§ **WRITTEN PROBLEM**
Below is a block of records; reproduce all of them exactly and leave out any pictures.

§ **DATA ROWS**
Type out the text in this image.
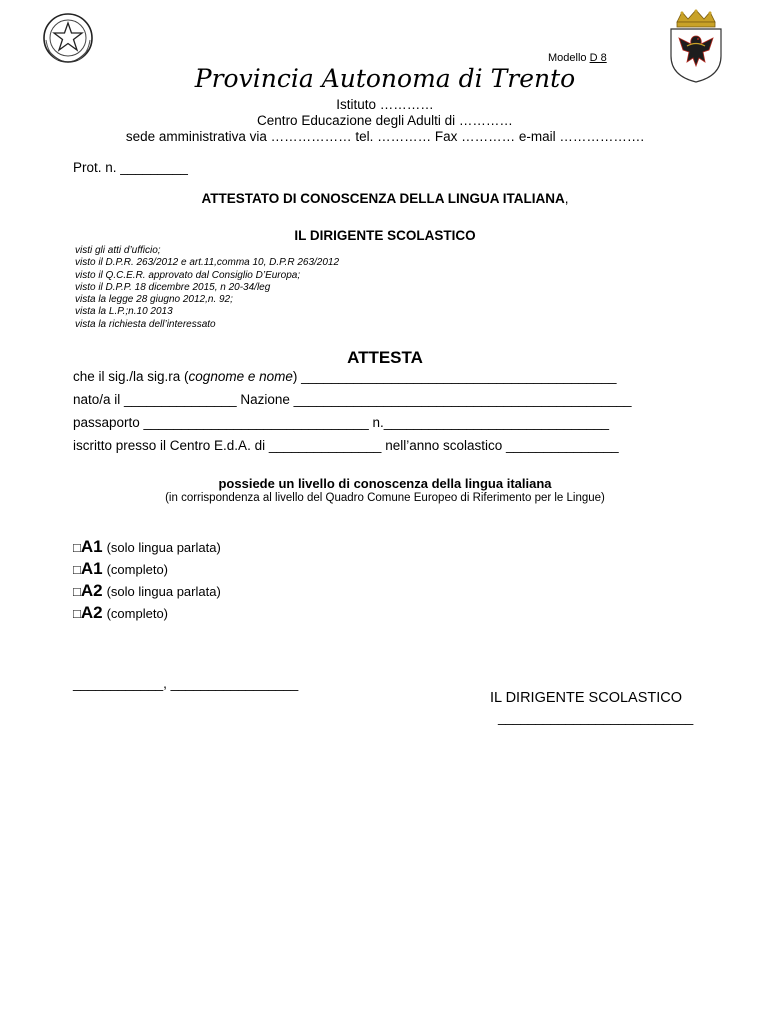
Modello D 8
Provincia Autonoma di Trento
Istituto …………
Centro Educazione degli Adulti di …………
sede amministrativa via ……………… tel. ………… Fax ………… e-mail ……………….
Prot. n. _________
ATTESTATO DI CONOSCENZA DELLA LINGUA ITALIANA,
IL DIRIGENTE SCOLASTICO
visti gli atti d’ufficio;
visto il D.P.R. 263/2012 e art.11,comma 10, D.P.R 263/2012
visto il Q.C.E.R. approvato dal Consiglio D’Europa;
visto il D.P.P. 18 dicembre 2015, n 20-34/leg
vista la legge 28 giugno 2012,n. 92;
vista la L.P.;n.10 2013
vista la richiesta dell’interessato
ATTESTA
che il sig./la sig.ra (cognome e nome) __________________________________________
nato/a il _______________ Nazione _____________________________________________
passaporto ______________________________ n.______________________________
iscritto presso il Centro E.d.A. di _______________ nell’anno scolastico _______________
possiede un livello di conoscenza della lingua italiana
(in corrispondenza al livello del Quadro Comune Europeo di Riferimento per le Lingue)
□A1 (solo lingua parlata)
□A1 (completo)
□A2 (solo lingua parlata)
□A2 (completo)
____________, _________________
IL DIRIGENTE SCOLASTICO
__________________________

§ **REPLY**
Type out the text in this image.
Modello D 8
Provincia Autonoma di Trento
Istituto …………
Centro Educazione degli Adulti di …………
sede amministrativa via ……………… tel. ………… Fax ………… e-mail ……………….
Prot. n. _________
ATTESTATO DI CONOSCENZA DELLA LINGUA ITALIANA,
IL DIRIGENTE SCOLASTICO
visti gli atti d’ufficio;
visto il D.P.R. 263/2012 e art.11,comma 10, D.P.R 263/2012
visto il Q.C.E.R. approvato dal Consiglio D’Europa;
visto il D.P.P. 18 dicembre 2015, n 20-34/leg
vista la legge 28 giugno 2012,n. 92;
vista la L.P.;n.10 2013
vista la richiesta dell’interessato
ATTESTA
che il sig./la sig.ra (cognome e nome) __________________________________________
nato/a il _______________ Nazione _____________________________________________
passaporto ______________________________ n.______________________________
iscritto presso il Centro E.d.A. di _______________ nell’anno scolastico _______________
possiede un livello di conoscenza della lingua italiana
(in corrispondenza al livello del Quadro Comune Europeo di Riferimento per le Lingue)
□A1 (solo lingua parlata)
□A1 (completo)
□A2 (solo lingua parlata)
□A2 (completo)
____________, _________________
IL DIRIGENTE SCOLASTICO
__________________________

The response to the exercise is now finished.